Copy out each line containing "Weibliche" from the entries below.

• [Dataset entries]:
>> start
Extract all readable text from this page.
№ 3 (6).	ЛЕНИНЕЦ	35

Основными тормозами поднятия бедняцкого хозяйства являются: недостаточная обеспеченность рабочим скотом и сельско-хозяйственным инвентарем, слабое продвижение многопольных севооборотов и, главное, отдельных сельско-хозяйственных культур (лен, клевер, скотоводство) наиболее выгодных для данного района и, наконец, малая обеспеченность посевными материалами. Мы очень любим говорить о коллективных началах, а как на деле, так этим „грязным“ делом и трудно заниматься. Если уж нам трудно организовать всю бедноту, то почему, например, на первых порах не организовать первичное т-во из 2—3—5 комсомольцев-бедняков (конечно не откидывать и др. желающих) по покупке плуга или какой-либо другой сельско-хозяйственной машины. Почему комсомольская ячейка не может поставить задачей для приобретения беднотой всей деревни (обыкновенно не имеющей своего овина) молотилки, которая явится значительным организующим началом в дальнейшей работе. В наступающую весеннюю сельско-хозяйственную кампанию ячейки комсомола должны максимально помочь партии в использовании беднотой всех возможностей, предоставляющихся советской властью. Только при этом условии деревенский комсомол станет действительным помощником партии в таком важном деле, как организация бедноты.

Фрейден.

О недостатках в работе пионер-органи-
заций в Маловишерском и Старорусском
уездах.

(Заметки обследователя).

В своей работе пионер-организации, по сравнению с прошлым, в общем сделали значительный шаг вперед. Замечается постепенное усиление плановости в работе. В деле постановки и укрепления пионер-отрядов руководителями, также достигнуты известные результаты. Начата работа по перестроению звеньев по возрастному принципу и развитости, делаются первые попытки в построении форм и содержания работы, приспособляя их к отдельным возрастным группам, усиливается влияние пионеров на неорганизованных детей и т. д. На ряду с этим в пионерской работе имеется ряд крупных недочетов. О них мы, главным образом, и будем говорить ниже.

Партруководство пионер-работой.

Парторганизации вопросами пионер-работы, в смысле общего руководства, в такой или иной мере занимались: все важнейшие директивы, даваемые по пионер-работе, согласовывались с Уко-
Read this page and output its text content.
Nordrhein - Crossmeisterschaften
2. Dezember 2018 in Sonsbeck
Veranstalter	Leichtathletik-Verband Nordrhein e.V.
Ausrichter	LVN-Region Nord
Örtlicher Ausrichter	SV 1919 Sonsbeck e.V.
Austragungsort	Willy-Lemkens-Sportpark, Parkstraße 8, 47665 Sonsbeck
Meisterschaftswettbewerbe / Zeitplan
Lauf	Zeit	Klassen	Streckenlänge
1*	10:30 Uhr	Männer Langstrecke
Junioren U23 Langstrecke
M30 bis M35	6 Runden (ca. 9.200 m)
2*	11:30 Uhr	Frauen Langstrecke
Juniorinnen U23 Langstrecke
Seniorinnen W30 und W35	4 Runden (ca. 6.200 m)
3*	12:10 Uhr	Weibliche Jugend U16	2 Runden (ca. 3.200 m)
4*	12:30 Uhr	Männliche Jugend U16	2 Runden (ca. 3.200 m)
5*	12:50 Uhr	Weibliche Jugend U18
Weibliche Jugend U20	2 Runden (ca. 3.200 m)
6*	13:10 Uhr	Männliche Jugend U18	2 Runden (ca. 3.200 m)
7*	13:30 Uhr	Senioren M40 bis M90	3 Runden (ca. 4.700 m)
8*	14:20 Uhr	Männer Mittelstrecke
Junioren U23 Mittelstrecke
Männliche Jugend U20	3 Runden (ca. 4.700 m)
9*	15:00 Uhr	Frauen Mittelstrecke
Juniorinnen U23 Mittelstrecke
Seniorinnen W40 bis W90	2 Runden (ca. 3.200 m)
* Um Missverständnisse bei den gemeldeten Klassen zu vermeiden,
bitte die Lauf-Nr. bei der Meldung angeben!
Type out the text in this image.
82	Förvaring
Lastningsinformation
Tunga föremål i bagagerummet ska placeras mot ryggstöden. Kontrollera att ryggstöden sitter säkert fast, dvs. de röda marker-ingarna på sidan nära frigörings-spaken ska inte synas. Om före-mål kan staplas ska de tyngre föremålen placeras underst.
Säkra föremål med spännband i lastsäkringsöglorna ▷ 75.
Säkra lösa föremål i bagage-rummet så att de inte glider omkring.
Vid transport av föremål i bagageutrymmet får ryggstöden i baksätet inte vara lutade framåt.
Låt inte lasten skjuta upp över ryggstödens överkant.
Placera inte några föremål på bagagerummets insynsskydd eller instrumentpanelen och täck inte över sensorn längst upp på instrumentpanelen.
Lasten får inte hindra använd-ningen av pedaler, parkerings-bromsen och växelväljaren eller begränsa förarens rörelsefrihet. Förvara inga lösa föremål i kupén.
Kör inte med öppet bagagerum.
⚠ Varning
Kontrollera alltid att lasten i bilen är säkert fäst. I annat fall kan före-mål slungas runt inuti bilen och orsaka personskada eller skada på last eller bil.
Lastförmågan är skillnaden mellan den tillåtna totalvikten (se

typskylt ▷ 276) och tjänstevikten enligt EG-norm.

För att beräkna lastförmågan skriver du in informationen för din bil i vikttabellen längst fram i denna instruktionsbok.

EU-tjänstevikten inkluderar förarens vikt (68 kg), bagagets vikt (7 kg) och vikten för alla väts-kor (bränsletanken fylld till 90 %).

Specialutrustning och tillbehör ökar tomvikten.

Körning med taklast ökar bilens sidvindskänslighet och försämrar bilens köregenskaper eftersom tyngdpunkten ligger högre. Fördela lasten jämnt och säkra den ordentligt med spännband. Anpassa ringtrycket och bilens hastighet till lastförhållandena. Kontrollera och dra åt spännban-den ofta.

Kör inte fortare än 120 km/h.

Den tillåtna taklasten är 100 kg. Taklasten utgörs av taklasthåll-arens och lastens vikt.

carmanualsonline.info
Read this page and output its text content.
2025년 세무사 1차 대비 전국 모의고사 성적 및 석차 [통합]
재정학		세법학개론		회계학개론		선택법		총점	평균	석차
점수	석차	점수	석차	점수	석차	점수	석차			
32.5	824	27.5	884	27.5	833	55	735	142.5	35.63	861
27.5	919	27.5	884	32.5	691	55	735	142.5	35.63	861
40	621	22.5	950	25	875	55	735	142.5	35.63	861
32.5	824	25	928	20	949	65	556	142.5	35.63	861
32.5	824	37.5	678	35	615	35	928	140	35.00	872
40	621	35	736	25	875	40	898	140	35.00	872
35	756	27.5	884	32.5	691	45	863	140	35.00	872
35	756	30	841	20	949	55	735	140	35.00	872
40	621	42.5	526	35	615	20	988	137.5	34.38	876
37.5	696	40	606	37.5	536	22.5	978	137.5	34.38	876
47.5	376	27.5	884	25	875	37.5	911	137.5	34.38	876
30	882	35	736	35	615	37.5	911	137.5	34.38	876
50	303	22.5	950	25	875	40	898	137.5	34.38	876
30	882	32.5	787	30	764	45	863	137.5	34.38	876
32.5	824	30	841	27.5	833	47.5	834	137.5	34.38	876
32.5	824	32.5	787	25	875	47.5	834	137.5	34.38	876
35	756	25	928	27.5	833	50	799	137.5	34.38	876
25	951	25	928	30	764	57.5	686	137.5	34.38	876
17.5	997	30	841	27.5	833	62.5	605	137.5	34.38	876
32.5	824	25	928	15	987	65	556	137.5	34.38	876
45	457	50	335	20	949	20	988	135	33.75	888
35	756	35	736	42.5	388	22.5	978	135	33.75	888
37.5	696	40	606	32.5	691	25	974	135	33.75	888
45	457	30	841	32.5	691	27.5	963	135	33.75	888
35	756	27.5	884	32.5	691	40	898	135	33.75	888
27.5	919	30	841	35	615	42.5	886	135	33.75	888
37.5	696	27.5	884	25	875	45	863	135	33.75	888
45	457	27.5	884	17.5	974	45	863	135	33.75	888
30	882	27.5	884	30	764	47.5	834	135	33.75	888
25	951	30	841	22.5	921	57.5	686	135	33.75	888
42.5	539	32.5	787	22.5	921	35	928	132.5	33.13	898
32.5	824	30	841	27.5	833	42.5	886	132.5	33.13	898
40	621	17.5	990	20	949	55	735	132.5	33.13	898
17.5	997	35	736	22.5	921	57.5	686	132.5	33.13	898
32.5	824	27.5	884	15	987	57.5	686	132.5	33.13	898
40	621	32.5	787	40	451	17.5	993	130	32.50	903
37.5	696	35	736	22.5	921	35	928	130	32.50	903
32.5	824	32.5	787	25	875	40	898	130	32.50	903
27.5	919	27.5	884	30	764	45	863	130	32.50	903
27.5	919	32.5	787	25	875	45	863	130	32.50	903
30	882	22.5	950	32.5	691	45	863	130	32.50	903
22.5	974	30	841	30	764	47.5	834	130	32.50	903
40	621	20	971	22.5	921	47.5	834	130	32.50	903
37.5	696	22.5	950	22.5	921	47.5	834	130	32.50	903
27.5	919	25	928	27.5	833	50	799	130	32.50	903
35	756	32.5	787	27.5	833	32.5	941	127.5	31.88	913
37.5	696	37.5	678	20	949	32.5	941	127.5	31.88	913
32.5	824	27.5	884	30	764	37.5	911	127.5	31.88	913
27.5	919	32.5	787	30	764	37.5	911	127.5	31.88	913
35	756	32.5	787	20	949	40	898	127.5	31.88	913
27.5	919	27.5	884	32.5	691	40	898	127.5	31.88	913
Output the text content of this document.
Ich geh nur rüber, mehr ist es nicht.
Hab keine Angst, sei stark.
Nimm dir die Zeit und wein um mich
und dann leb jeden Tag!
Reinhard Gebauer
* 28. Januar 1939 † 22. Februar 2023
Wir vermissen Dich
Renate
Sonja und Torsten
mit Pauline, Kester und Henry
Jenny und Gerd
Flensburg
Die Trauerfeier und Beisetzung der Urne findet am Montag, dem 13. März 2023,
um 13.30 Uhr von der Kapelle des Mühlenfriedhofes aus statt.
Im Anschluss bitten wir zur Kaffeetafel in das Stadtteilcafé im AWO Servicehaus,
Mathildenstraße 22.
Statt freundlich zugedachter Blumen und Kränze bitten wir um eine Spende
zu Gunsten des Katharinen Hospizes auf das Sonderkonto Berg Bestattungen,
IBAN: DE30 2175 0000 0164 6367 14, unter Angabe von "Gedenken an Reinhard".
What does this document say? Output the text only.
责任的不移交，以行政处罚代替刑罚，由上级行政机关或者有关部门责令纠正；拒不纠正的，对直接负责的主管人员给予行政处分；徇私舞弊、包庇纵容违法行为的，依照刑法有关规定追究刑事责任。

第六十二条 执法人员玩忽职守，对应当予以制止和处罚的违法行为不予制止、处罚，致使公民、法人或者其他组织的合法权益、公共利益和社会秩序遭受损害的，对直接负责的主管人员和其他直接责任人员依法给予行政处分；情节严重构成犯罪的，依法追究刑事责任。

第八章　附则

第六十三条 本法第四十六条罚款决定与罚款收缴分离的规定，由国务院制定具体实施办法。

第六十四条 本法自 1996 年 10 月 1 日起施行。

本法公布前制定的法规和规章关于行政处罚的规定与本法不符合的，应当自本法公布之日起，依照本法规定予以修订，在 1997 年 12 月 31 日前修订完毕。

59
>> end
• [Output]:
3*	12:10 Uhr	Weibliche Jugend U16	2 Runden (ca. 3.200 m)
5*	12:50 Uhr	Weibliche Jugend U18
Weibliche Jugend U20	2 Runden (ca. 3.200 m)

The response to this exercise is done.